= YOUR OBJECTIVE =
From the entries below, tally how many lines contain "JSON" and report only that figure.

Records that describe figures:

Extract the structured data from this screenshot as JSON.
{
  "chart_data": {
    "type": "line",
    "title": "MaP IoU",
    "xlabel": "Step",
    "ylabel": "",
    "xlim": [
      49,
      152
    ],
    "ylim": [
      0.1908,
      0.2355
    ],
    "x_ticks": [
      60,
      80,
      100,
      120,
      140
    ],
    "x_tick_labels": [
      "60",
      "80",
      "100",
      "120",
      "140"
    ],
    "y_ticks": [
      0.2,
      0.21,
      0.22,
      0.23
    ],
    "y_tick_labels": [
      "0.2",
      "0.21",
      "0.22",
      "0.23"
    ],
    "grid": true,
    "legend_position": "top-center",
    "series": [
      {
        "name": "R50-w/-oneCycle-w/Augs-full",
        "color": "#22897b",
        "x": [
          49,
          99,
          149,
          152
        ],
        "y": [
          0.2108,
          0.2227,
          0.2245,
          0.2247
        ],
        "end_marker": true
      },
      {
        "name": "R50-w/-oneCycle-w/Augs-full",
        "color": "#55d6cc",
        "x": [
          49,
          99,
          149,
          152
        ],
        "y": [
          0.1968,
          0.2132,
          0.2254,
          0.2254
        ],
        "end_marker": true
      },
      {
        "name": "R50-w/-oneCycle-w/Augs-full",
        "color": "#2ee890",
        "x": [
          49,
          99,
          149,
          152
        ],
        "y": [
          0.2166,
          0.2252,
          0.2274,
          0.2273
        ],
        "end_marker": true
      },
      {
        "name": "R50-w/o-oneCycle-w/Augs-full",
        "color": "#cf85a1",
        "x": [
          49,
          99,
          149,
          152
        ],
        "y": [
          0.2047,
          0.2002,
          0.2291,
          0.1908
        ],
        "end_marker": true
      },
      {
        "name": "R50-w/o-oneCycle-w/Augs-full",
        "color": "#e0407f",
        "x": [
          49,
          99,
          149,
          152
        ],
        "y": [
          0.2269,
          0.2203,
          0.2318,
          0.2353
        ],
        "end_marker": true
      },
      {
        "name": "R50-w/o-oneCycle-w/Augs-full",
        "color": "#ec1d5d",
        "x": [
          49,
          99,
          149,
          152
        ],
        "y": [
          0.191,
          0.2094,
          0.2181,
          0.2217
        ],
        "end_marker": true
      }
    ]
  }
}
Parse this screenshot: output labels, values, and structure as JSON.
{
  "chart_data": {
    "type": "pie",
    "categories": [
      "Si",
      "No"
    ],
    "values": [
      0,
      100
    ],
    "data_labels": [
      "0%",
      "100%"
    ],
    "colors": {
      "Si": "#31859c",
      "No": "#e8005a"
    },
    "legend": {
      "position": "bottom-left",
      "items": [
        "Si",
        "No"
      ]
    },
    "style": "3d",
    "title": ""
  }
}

= ANSWER TO THE TASK =
2